> [Given task A]: Copy the passage on climate change and food security from "Climate change merely" to "the study finds.".

> [Passage]:
--
Climate change merely increases the urgency of reforming trade policies to ensure that global food security needs are met” [12] said C. Bellmann, ICTSD Programmes Director. A new ICTSD-IPC study by Jodie Keane [13] suggests that climate change could cause farm output in sub-Saharan Africa to decrease by 12 percent by 2080 - although in some African countries this figure could be as much as 60 percent, with agricultural exports declining by up to one fifth in others. Adapting to climate change could cost the agriculture sector $14bn globally a year, the study finds.

The IPCC Fourth Assessment Report also describes the impact of climate change on food security.[14] Easterling et al. (2007) looked at studies that made quantitative projections of climate change impacts on food security. It was noted that these projections were highly uncertain and had limitations. However, the assessed studies suggested a number of fairly robust findings. The first was that climate change would likely increase the number of people at risk of hunger compared with reference scenarios with no climate change. Projected climate change impacts depended strongly on future social and economic development. Additionally, the magnitude of climate change impacts was projected to be smaller compared to the impact of social and economic development. In 2006, the global estimate for the number of people undernourished was 820 million.[15] Under the SRES A1, B1, and B2 scenarios (see the SRES article for information on each scenario group), projections for the year 2080 showed a reduction in the number of people undernourished of about 560–700 million people, with a global total of undernourished people of 100–240 million in 2080. By contrast, the SRES A2 scenario showed only a small decrease in the risk of hunger from the 2006 level. The smaller reduction under A2 was attributed to the higher projected future population level in this scenario.
--
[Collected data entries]
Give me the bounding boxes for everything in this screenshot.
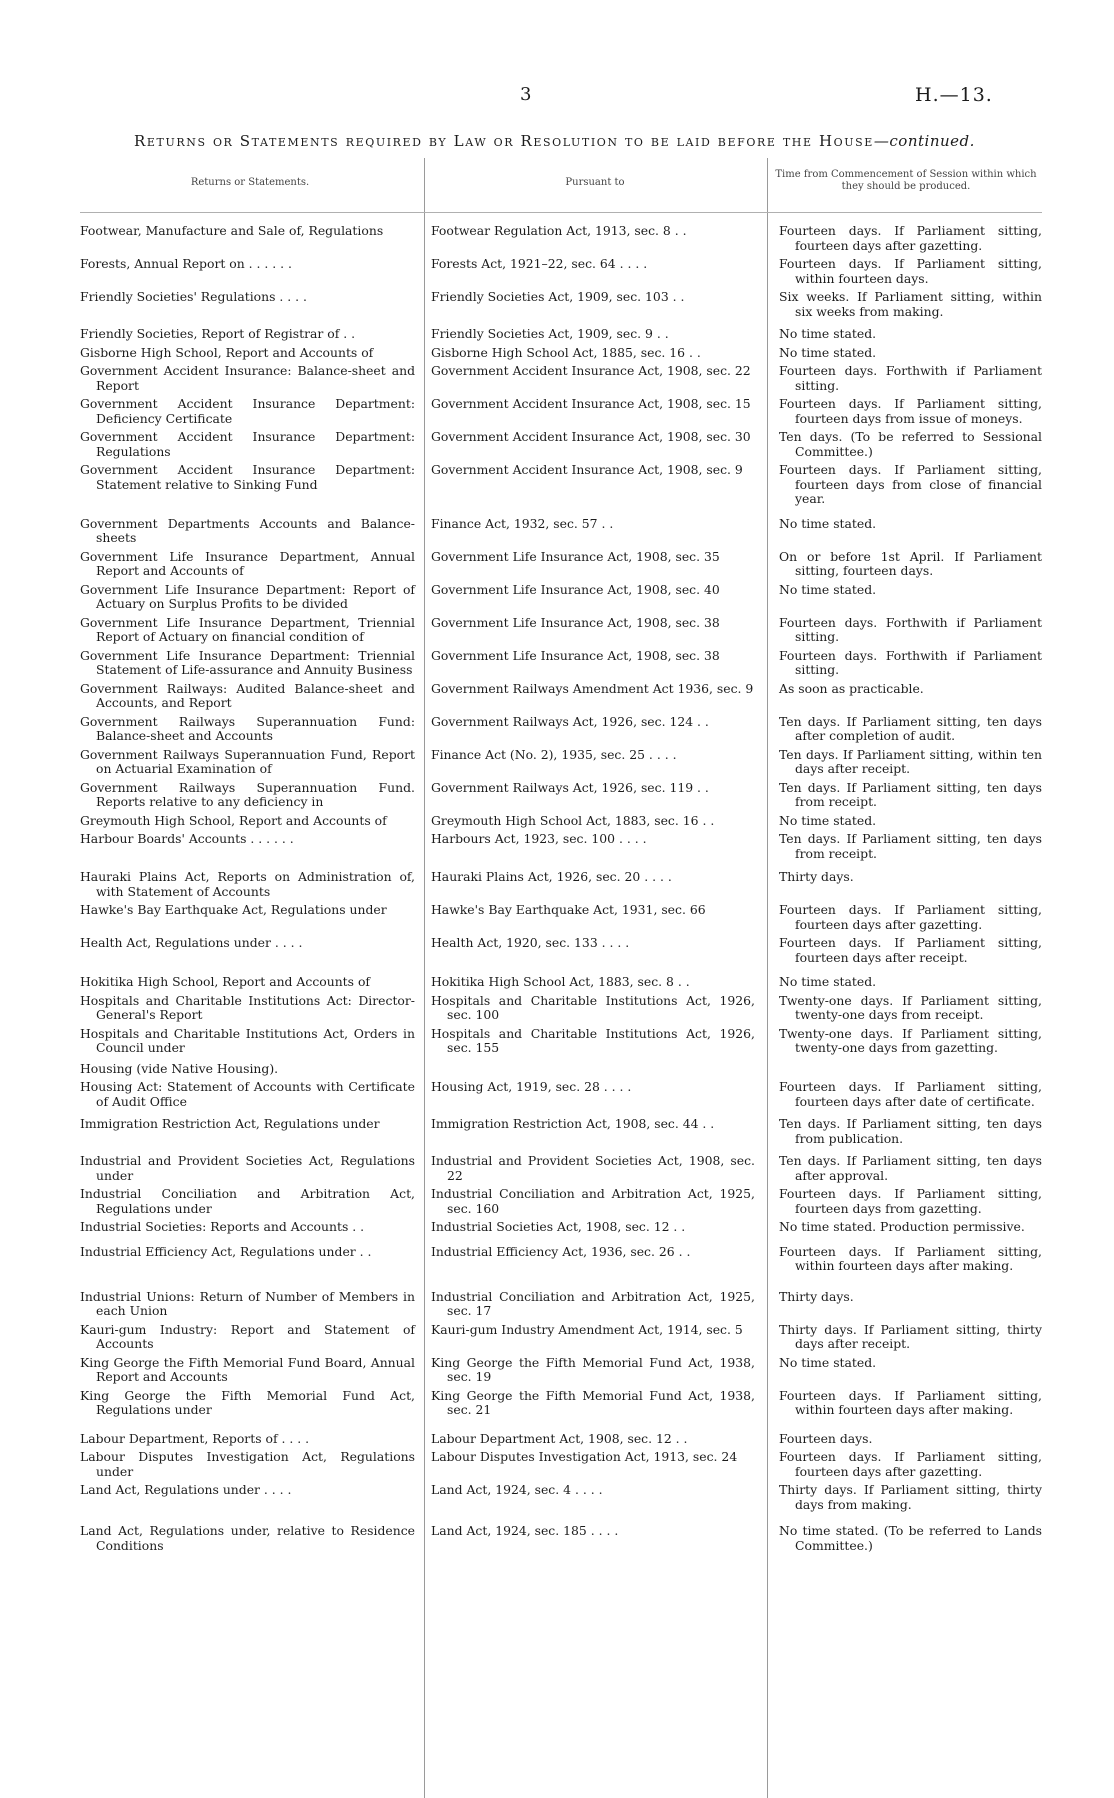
return-cell: King George the Fifth Memorial Fund Act, Regulations under: [80, 1387, 415, 1417]
statute-cell: Friendly Societies Act, 1909, sec. 9 . .: [431, 326, 669, 341]
time-cell: No time stated.: [779, 344, 877, 360]
table-row: [80, 327, 1042, 342]
return-cell: Government Railways: Audited Balance-sheet and Accounts, and Report: [80, 680, 415, 710]
table-row: [80, 1080, 1042, 1109]
table-row: [80, 936, 1042, 965]
statute-cell: Labour Disputes Investigation Act, 1913, sec. 24: [431, 1449, 738, 1464]
statute-cell: Forests Act, 1921–22, sec. 64 . . . .: [431, 256, 648, 271]
statute-cell: Government Life Insurance Act, 1908, sec. 40: [431, 581, 720, 597]
statute-cell: Hospitals and Charitable Institutions Act, 1926, sec. 155: [431, 1025, 755, 1055]
table-row: [80, 994, 1042, 1023]
table-row: [80, 682, 1042, 711]
statute-cell: King George the Fifth Memorial Fund Act, 1938, sec. 19: [431, 1354, 755, 1384]
table-row: [80, 364, 1042, 393]
paper-code: H.—13.: [915, 84, 993, 106]
table-row: [80, 1432, 1042, 1447]
statute-cell: Government Life Insurance Act, 1908, sec. 35: [431, 548, 720, 564]
time-cell: Fourteen days. Forthwith if Parliament sitting.: [779, 363, 1042, 393]
running-title: Returns or Statements required by Law or Resolution to be laid before the House: [134, 132, 874, 150]
statute-cell: Greymouth High School Act, 1883, sec. 16 . .: [431, 812, 715, 828]
return-cell: Government Life Insurance Department: Report of Actuary on Surplus Profits to be divided: [80, 581, 415, 611]
table-row: [80, 1389, 1042, 1418]
return-cell: Government Accident Insurance Department: Deficiency Certificate: [80, 396, 415, 426]
time-cell: No time stated. (To be referred to Lands Committee.): [779, 1523, 1042, 1553]
statute-cell: Finance Act (No. 2), 1935, sec. 25 . . . .: [431, 746, 677, 762]
return-cell: Industrial Societies: Reports and Accounts . .: [80, 1219, 365, 1234]
statute-cell: Hauraki Plains Act, 1926, sec. 20 . . . .: [431, 869, 672, 884]
column-header-pursuant: Pursuant to: [565, 177, 625, 188]
return-cell: Government Railways Superannuation Fund, Report on Actuarial Examination of: [80, 746, 415, 776]
table-row: [80, 715, 1042, 744]
return-cell: Industrial and Provident Societies Act, Regulations under: [80, 1153, 415, 1183]
return-cell: Government Accident Insurance Department: Statement relative to Sinking Fund: [80, 462, 415, 492]
return-cell: Friendly Societies' Regulations . . . .: [80, 289, 307, 304]
return-cell: Hauraki Plains Act, Reports on Administration of, with Statement of Accounts: [80, 869, 415, 899]
time-cell: No time stated.: [779, 581, 877, 597]
statute-cell: Government Life Insurance Act, 1908, sec. 38: [431, 614, 720, 630]
table-row: [80, 290, 1042, 319]
table-row: [80, 975, 1042, 990]
statute-cell: Government Railways Act, 1926, sec. 119 . .: [431, 779, 709, 795]
time-cell: Ten days. If Parliament sitting, ten days from receipt.: [779, 779, 1042, 809]
time-cell: Fourteen days. Forthwith if Parliament sitting.: [779, 647, 1042, 677]
table-row: [80, 781, 1042, 810]
column-header-time: Time from Commencement of Session within which they should be produced.: [775, 169, 1037, 192]
return-cell: Gisborne High School, Report and Accounts of: [80, 344, 374, 360]
return-cell: Land Act, Regulations under . . . .: [80, 1482, 292, 1497]
return-cell: King George the Fifth Memorial Fund Board, Annual Report and Accounts: [80, 1354, 415, 1384]
statute-cell: Government Railways Amendment Act 1936, sec. 9: [431, 680, 754, 696]
table-row: [80, 616, 1042, 645]
returns-table: [80, 224, 1042, 1553]
statute-cell: [423, 1062, 765, 1077]
time-cell: No time stated.: [779, 326, 877, 341]
statute-cell: Industrial Conciliation and Arbitration Act, 1925, sec. 17: [431, 1288, 755, 1318]
table-row: [80, 1290, 1042, 1319]
return-cell: Immigration Restriction Act, Regulations under: [80, 1116, 380, 1131]
statute-cell: Health Act, 1920, sec. 133 . . . .: [431, 935, 630, 950]
table-row: [80, 1483, 1042, 1512]
return-cell: Government Life Insurance Department, Annual Report and Accounts of: [80, 548, 415, 578]
statute-cell: Land Act, 1924, sec. 185 . . . .: [431, 1523, 619, 1538]
statute-cell: Housing Act, 1919, sec. 28 . . . .: [431, 1079, 632, 1094]
time-cell: Six weeks. If Parliament sitting, within six weeks from making.: [779, 289, 1042, 319]
time-cell: Fourteen days. If Parliament sitting, fourteen days from close of financial year.: [779, 462, 1042, 506]
header-rule: [80, 212, 1042, 213]
time-cell: Ten days. If Parliament sitting, ten days from publication.: [779, 1116, 1042, 1146]
time-cell: Fourteen days. If Parliament sitting, fourteen days after gazetting.: [779, 902, 1042, 932]
return-cell: Greymouth High School, Report and Accounts of: [80, 812, 387, 828]
table-row: [80, 1187, 1042, 1216]
time-cell: Fourteen days. Forthwith if Parliament sitting.: [779, 614, 1042, 644]
return-cell: Forests, Annual Report on . . . . . .: [80, 256, 292, 271]
return-cell: Hospitals and Charitable Institutions Act, Orders in Council under: [80, 1025, 415, 1055]
time-cell: Ten days. If Parliament sitting, ten days after approval.: [779, 1153, 1042, 1183]
statute-cell: Kauri-gum Industry Amendment Act, 1914, sec. 5: [431, 1321, 743, 1337]
time-cell: Fourteen days. If Parliament sitting, fourteen days after receipt.: [779, 935, 1042, 965]
return-cell: Housing Act: Statement of Accounts with Certificate of Audit Office: [80, 1079, 415, 1109]
table-row: [80, 550, 1042, 579]
table-row: [80, 224, 1042, 253]
table-row: [80, 257, 1042, 286]
time-cell: Ten days. If Parliament sitting, ten days from receipt.: [779, 831, 1042, 861]
time-cell: Fourteen days. If Parliament sitting, fourteen days from issue of moneys.: [779, 396, 1042, 426]
statute-cell: Hawke's Bay Earthquake Act, 1931, sec. 66: [431, 902, 706, 917]
statute-cell: Footwear Regulation Act, 1913, sec. 8 . .: [431, 223, 687, 238]
time-cell: Fourteen days. If Parliament sitting, fourteen days after gazetting.: [779, 1449, 1042, 1479]
statute-cell: Finance Act, 1932, sec. 57 . .: [431, 515, 614, 531]
time-cell: Fourteen days.: [779, 1430, 873, 1446]
return-cell: Labour Disputes Investigation Act, Regulations under: [80, 1449, 415, 1479]
return-cell: Government Departments Accounts and Balance-sheets: [80, 515, 415, 545]
time-cell: Fourteen days. If Parliament sitting, within fourteen days after making.: [779, 1243, 1042, 1273]
return-cell: Government Life Insurance Department, Triennial Report of Actuary on financial condition of: [80, 614, 415, 644]
time-cell: No time stated.: [779, 974, 877, 989]
time-cell: Fourteen days. If Parliament sitting, fourteen days from gazetting.: [779, 1186, 1042, 1216]
table-row: [80, 1220, 1042, 1235]
time-cell: Thirty days. If Parliament sitting, thirty days from making.: [779, 1482, 1042, 1512]
return-cell: Kauri-gum Industry: Report and Statement of Accounts: [80, 1321, 415, 1351]
table-row: [80, 1062, 1042, 1077]
return-cell: Friendly Societies, Report of Registrar of . .: [80, 326, 356, 341]
return-cell: Industrial Unions: Return of Number of Members in each Union: [80, 1288, 415, 1318]
table-row: [80, 1524, 1042, 1553]
statute-cell: Industrial Conciliation and Arbitration Act, 1925, sec. 160: [431, 1186, 755, 1216]
statute-cell: Government Railways Act, 1926, sec. 124 . .: [431, 713, 709, 729]
time-cell: On or before 1st April. If Parliament sitting, fourteen days.: [779, 548, 1042, 578]
table-row: [80, 397, 1042, 426]
continued-label: —continued.: [873, 132, 975, 150]
time-cell: Ten days. (To be referred to Sessional Committee.): [779, 429, 1042, 459]
table-row: [80, 649, 1042, 678]
time-cell: Ten days. If Parliament sitting, ten days after completion of audit.: [779, 713, 1042, 743]
table-row: [80, 832, 1042, 861]
time-cell: Ten days. If Parliament sitting, within ten days after receipt.: [779, 746, 1042, 776]
statute-cell: Land Act, 1924, sec. 4 . . . .: [431, 1482, 603, 1497]
statute-cell: Government Accident Insurance Act, 1908, sec. 9: [431, 462, 743, 477]
return-cell: Government Accident Insurance Department: Regulations: [80, 429, 415, 459]
table-row: [80, 1154, 1042, 1183]
table-row: [80, 814, 1042, 829]
statute-cell: Immigration Restriction Act, 1908, sec. 44 . .: [431, 1116, 715, 1131]
return-cell: Government Railways Superannuation Fund: Balance-sheet and Accounts: [80, 713, 415, 743]
statute-cell: Government Accident Insurance Act, 1908, sec. 30: [431, 429, 751, 444]
time-cell: No time stated. Production permissive.: [779, 1219, 1025, 1234]
return-cell: Land Act, Regulations under, relative to Residence Conditions: [80, 1523, 415, 1553]
table-row: [80, 346, 1042, 361]
return-cell: Government Life Insurance Department: Triennial Statement of Life-assurance and Annuity Business: [80, 647, 415, 677]
table-row: [80, 748, 1042, 777]
statute-cell: Hokitika High School Act, 1883, sec. 8 . .: [431, 974, 690, 989]
time-cell: Fourteen days. If Parliament sitting, within fourteen days.: [779, 256, 1042, 286]
table-row: [80, 1323, 1042, 1352]
statute-cell: Industrial Societies Act, 1908, sec. 12 . .: [431, 1219, 686, 1234]
statute-cell: Harbours Act, 1923, sec. 100 . . . .: [431, 831, 647, 846]
return-cell: Hospitals and Charitable Institutions Act: Director-General's Report: [80, 992, 415, 1022]
return-cell: Industrial Conciliation and Arbitration Act, Regulations under: [80, 1186, 415, 1216]
table-row: [80, 1027, 1042, 1056]
return-cell: Health Act, Regulations under . . . .: [80, 935, 303, 950]
return-cell: Harbour Boards' Accounts . . . . . .: [80, 831, 294, 846]
return-cell: Housing (vide Native Housing).: [80, 1060, 279, 1076]
statute-cell: King George the Fifth Memorial Fund Act, 1938, sec. 21: [431, 1387, 755, 1417]
return-cell: Government Railways Superannuation Fund. Reports relative to any deficiency in: [80, 779, 415, 809]
time-cell: Fourteen days. If Parliament sitting, fourteen days after date of certificate.: [779, 1079, 1042, 1109]
return-cell: Industrial Efficiency Act, Regulations under . .: [80, 1243, 372, 1259]
statute-cell: Industrial and Provident Societies Act, 1908, sec. 22: [431, 1153, 755, 1183]
time-cell: As soon as practicable.: [779, 680, 924, 696]
time-cell: Thirty days.: [779, 1288, 854, 1304]
table-row: [80, 903, 1042, 932]
return-cell: Government Accident Insurance: Balance-sheet and Report: [80, 363, 415, 393]
time-cell: Fourteen days. If Parliament sitting, within fourteen days after making.: [779, 1387, 1042, 1417]
statute-cell: Hospitals and Charitable Institutions Act, 1926, sec. 100: [431, 992, 755, 1022]
statute-cell: Gisborne High School Act, 1885, sec. 16 . .: [431, 344, 701, 360]
running-head: [134, 132, 1034, 150]
column-headers: [80, 165, 1042, 203]
statute-cell: Industrial Efficiency Act, 1936, sec. 26 . .: [431, 1243, 691, 1259]
time-cell: Thirty days.: [779, 869, 854, 884]
statute-cell: Labour Department Act, 1908, sec. 12 . .: [431, 1430, 688, 1446]
table-row: [80, 1117, 1042, 1146]
return-cell: Labour Department, Reports of . . . .: [80, 1430, 310, 1446]
time-cell: [765, 1062, 1042, 1077]
time-cell: No time stated.: [779, 515, 877, 531]
statute-cell: Government Accident Insurance Act, 1908, sec. 15: [431, 396, 751, 411]
table-row: [80, 870, 1042, 899]
statute-cell: Friendly Societies Act, 1909, sec. 103 . .: [431, 289, 685, 304]
table-row: [80, 1450, 1042, 1479]
table-row: [80, 463, 1042, 507]
page-number: 3: [520, 84, 532, 105]
time-cell: No time stated.: [779, 1354, 877, 1370]
time-cell: Twenty-one days. If Parliament sitting, twenty-one days from receipt.: [779, 992, 1042, 1022]
return-cell: Hawke's Bay Earthquake Act, Regulations under: [80, 902, 387, 917]
table-row: [80, 1245, 1042, 1274]
return-cell: Footwear, Manufacture and Sale of, Regulations: [80, 223, 384, 238]
table-row: [80, 430, 1042, 459]
time-cell: No time stated.: [779, 812, 877, 828]
table-row: [80, 517, 1042, 546]
statute-cell: Government Life Insurance Act, 1908, sec. 38: [431, 647, 720, 663]
column-header-returns: Returns or Statements.: [190, 177, 310, 188]
time-cell: Fourteen days. If Parliament sitting, fourteen days after gazetting.: [779, 223, 1042, 253]
return-cell: Hokitika High School, Report and Accounts of: [80, 974, 371, 989]
time-cell: Twenty-one days. If Parliament sitting, twenty-one days from gazetting.: [779, 1025, 1042, 1055]
statute-cell: Government Accident Insurance Act, 1908, sec. 22: [431, 363, 751, 378]
table-row: [80, 583, 1042, 612]
time-cell: Thirty days. If Parliament sitting, thirty days after receipt.: [779, 1321, 1042, 1351]
table-row: [80, 1356, 1042, 1385]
--
> [Given task B]: In the listing, take the lines from the line with "1387, 415, 1417]" to the line with "return-cell: Industrial Societies: Reports" and write them out again with "statute-cell" switched to "act-cell", leaving everything else the same. Give only those lines.

> [Complete response A]:
Climate change merely increases the urgency of reforming trade policies to ensure that global food security needs are met” [12] said C. Bellmann, ICTSD Programmes Director. A new ICTSD-IPC study by Jodie Keane [13] suggests that climate change could cause farm output in sub-Saharan Africa to decrease by 12 percent by 2080 - although in some African countries this figure could be as much as 60 percent, with agricultural exports declining by up to one fifth in others. Adapting to climate change could cost the agriculture sector $14bn globally a year, the study finds.

> [Complete response B]:
return-cell: King George the Fifth Memorial Fund Act, Regulations under: [80, 1387, 415, 1417]
act-cell: Friendly Societies Act, 1909, sec. 9 . .: [431, 326, 669, 341]
time-cell: No time stated.: [779, 344, 877, 360]
table-row: [80, 327, 1042, 342]
return-cell: Government Railways: Audited Balance-sheet and Accounts, and Report: [80, 680, 415, 710]
table-row: [80, 1080, 1042, 1109]
table-row: [80, 936, 1042, 965]
act-cell: Labour Disputes Investigation Act, 1913, sec. 24: [431, 1449, 738, 1464]
act-cell: Forests Act, 1921–22, sec. 64 . . . .: [431, 256, 648, 271]
act-cell: Government Life Insurance Act, 1908, sec. 40: [431, 581, 720, 597]
act-cell: Hospitals and Charitable Institutions Act, 1926, sec. 155: [431, 1025, 755, 1055]
table-row: [80, 994, 1042, 1023]
table-row: [80, 682, 1042, 711]
act-cell: King George the Fifth Memorial Fund Act, 1938, sec. 19: [431, 1354, 755, 1384]
table-row: [80, 364, 1042, 393]
paper-code: H.—13.: [915, 84, 993, 106]
table-row: [80, 1432, 1042, 1447]
act-cell: Government Life Insurance Act, 1908, sec. 35: [431, 548, 720, 564]
time-cell: Fourteen days. Forthwith if Parliament sitting.: [779, 363, 1042, 393]
running-title: Returns or Statements required by Law or Resolution to be laid before the House: [134, 132, 874, 150]
act-cell: Greymouth High School Act, 1883, sec. 16 . .: [431, 812, 715, 828]
return-cell: Government Life Insurance Department: Report of Actuary on Surplus Profits to be divided: [80, 581, 415, 611]
table-row: [80, 1389, 1042, 1418]
return-cell: Government Accident Insurance Department: Deficiency Certificate: [80, 396, 415, 426]
time-cell: No time stated. (To be referred to Lands Committee.): [779, 1523, 1042, 1553]
act-cell: Finance Act (No. 2), 1935, sec. 25 . . . .: [431, 746, 677, 762]
return-cell: Industrial Societies: Reports and Accounts . .: [80, 1219, 365, 1234]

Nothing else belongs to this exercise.